AIM |
Echo the lines from the one with "checklist-icon: ☰ [802,9,817,27]" up to and including the one with "department-icon: 所 [374,129,389,144]", unchanged.

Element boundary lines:
--------------------------------------------------

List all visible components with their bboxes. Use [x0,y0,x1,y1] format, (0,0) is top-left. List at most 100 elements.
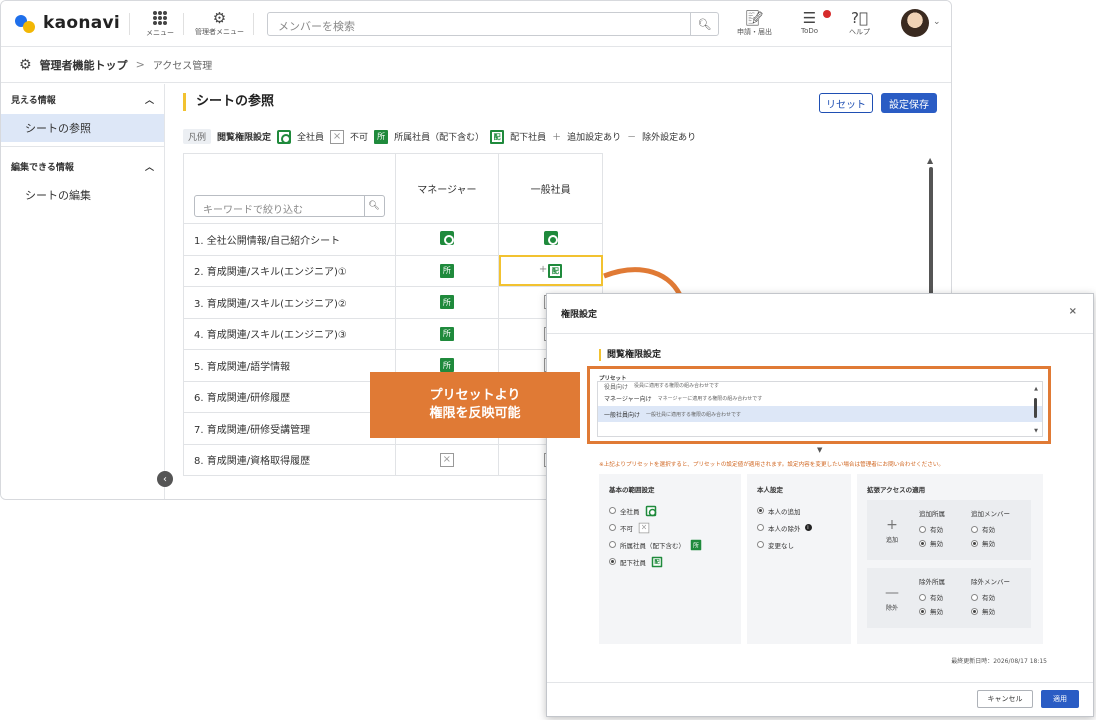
checklist-icon: ☰ [802,9,817,27]
reset-button[interactable]: リセット [819,93,873,113]
section-title: 閲覧権限設定 [599,349,661,361]
grid-menu-icon [153,11,167,25]
scrollbar-thumb[interactable] [1034,398,1037,418]
scrollbar-thumb[interactable] [929,167,933,297]
apply-button[interactable]: 適用 [1041,690,1079,708]
department-icon: 所 [374,129,389,144]
preset-listbox[interactable]: 役員向け 役員に適用する権限の組み合わせです マネージャー向け マネージャーに適… [597,381,1043,437]
breadcrumb-separator: > [135,58,145,71]
page-title: シートの参照 [183,93,274,111]
radio-button[interactable] [609,541,616,548]
apply-button[interactable]: 📝︎ 申請・届出 [737,9,772,37]
preset-option-manager[interactable]: マネージャー向け マネージャーに適用する権限の組み合わせです [598,390,1042,406]
radio-button[interactable] [609,507,616,514]
collapse-sidebar-button[interactable]: ‹ [157,471,173,487]
column-header-employee: 一般社員 [498,153,603,224]
search-icon[interactable]: 🔍︎ [363,195,384,216]
sidebar-group-editable[interactable]: 編集できる情報 ︿ [1,151,164,181]
radio-button[interactable] [757,524,764,531]
help-button[interactable]: ?⃝ ヘルプ [849,9,870,37]
radio-all-employees[interactable]: 全社員 [609,502,731,519]
chevron-down-icon[interactable]: ⌄ [933,17,941,27]
breadcrumb-admin-top[interactable]: 管理者機能トップ [40,57,128,73]
radio-button-checked[interactable] [609,558,616,565]
row-label: 2. 育成関連/スキル(エンジニア)① [183,254,396,287]
cancel-button[interactable]: キャンセル [977,690,1033,708]
radio-button-checked[interactable] [971,539,978,547]
radio-button[interactable] [919,593,926,601]
all-employees-icon [645,505,656,516]
scroll-up-icon[interactable]: ▲ [927,156,933,165]
add-dept-disabled[interactable]: 無効 [919,536,945,550]
permission-cell[interactable] [498,223,603,256]
dialog-footer: キャンセル 適用 [547,682,1093,716]
save-settings-button[interactable]: 設定保存 [881,93,937,113]
menu-button[interactable]: メニュー [146,9,174,38]
user-avatar[interactable] [901,9,929,37]
radio-not-allowed[interactable]: 不可 × [609,519,731,536]
radio-button[interactable] [757,541,764,548]
radio-subordinates[interactable]: 配下社員 配 [609,553,731,570]
exclude-member-enabled[interactable]: 有効 [971,590,1010,604]
permission-cell[interactable]: 所 [394,286,500,319]
kaonavi-logo[interactable]: kaonavi [15,13,120,33]
radio-button-checked[interactable] [919,539,926,547]
exclude-dept-disabled[interactable]: 無効 [919,604,945,618]
radio-no-change[interactable]: 変更なし [757,536,841,553]
radio-button-checked[interactable] [919,607,926,615]
sidebar-item-sheet-edit[interactable]: シートの編集 [1,181,164,209]
keyword-filter-cell: キーワードで絞り込む 🔍︎ [183,153,396,224]
add-member-disabled[interactable]: 無効 [971,536,1010,550]
preset-option-executive[interactable]: 役員向け 役員に適用する権限の組み合わせです [598,382,1042,391]
radio-self-add[interactable]: 本人の追加 [757,502,841,519]
plus-icon: + 追加 [885,517,898,544]
search-icon[interactable]: 🔍︎ [690,13,718,35]
not-allowed-icon: × [330,129,345,144]
info-icon[interactable]: i [804,524,812,531]
permission-dialog: 権限設定 × 閲覧権限設定 プリセット 役員向け 役員に適用する権限の組み合わせ… [546,293,1094,717]
exclude-dept-enabled[interactable]: 有効 [919,590,945,604]
gear-icon: ⚙ [212,9,227,27]
radio-button-checked[interactable] [757,507,764,514]
self-settings-panel: 本人設定 本人の追加 本人の除外 i 変更なし [747,474,851,644]
notification-badge [823,10,831,18]
permission-cell[interactable] [394,223,500,256]
exclude-dept-column: 除外所属 有効 無効 [919,578,945,618]
radio-self-exclude[interactable]: 本人の除外 i [757,519,841,536]
extended-access-panel: 拡張アクセスの適用 + 追加 追加所属 有効 無効 追加メンバー 有効 無効 —… [857,474,1043,644]
table-row: 8. 育成関連/資格取得履歴×× [183,443,603,476]
basic-range-panel: 基本の範囲設定 全社員 不可 × 所属社員（配下含む） 所 配下社員 配 [599,474,741,644]
divider [1,146,164,147]
keyword-filter-input[interactable]: キーワードで絞り込む 🔍︎ [194,194,385,217]
permission-cell[interactable]: 所 [394,254,500,287]
permission-cell[interactable]: 所 [394,317,500,350]
radio-button-checked[interactable] [971,607,978,615]
preset-note: ※上記よりプリセットを選択すると、プリセットの設定値が適用されます。設定内容を変… [599,462,945,468]
radio-button[interactable] [609,524,616,531]
legend-tag: 凡例 [183,129,212,144]
add-member-enabled[interactable]: 有効 [971,522,1010,536]
exclude-member-column: 除外メンバー 有効 無効 [971,578,1010,618]
table-row: 3. 育成関連/スキル(エンジニア)②所× [183,286,603,319]
radio-button[interactable] [919,525,926,533]
divider [253,13,254,35]
radio-button[interactable] [971,525,978,533]
close-icon[interactable]: × [1069,306,1077,317]
exclude-member-disabled[interactable]: 無効 [971,604,1010,618]
not-allowed-icon: × [638,522,650,533]
preset-option-employee[interactable]: 一般社員向け 一般社員に適用する権限の組み合わせです [598,406,1042,422]
scroll-up-icon[interactable]: ▲ [1034,386,1038,392]
permission-cell[interactable]: × [394,443,500,476]
todo-button[interactable]: ☰ ToDo [801,9,818,35]
sidebar-item-sheet-view[interactable]: シートの参照 [1,114,164,142]
chevron-down-icon: ▼ [817,446,823,454]
radio-button[interactable] [971,593,978,601]
member-search-input[interactable]: メンバーを検索 🔍︎ [267,12,719,36]
sidebar-group-visible[interactable]: 見える情報 ︿ [1,84,164,114]
all-employees-icon [439,230,454,245]
scroll-down-icon[interactable]: ▼ [1034,428,1038,434]
add-dept-enabled[interactable]: 有効 [919,522,945,536]
admin-menu-button[interactable]: ⚙ 管理者メニュー [195,9,244,37]
add-member-column: 追加メンバー 有効 無効 [971,510,1010,550]
radio-department[interactable]: 所属社員（配下含む） 所 [609,536,731,553]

--------------------------------------------------

ANSWER TO THIS TASK |
checklist-icon: ☰ [802,9,817,27]
reset-button[interactable]: リセット [819,93,873,113]
section-title: 閲覧権限設定 [599,349,661,361]
grid-menu-icon [153,11,167,25]
scrollbar-thumb[interactable] [1034,398,1037,418]
scrollbar-thumb[interactable] [929,167,933,297]
apply-button[interactable]: 適用 [1041,690,1079,708]
department-icon: 所 [374,129,389,144]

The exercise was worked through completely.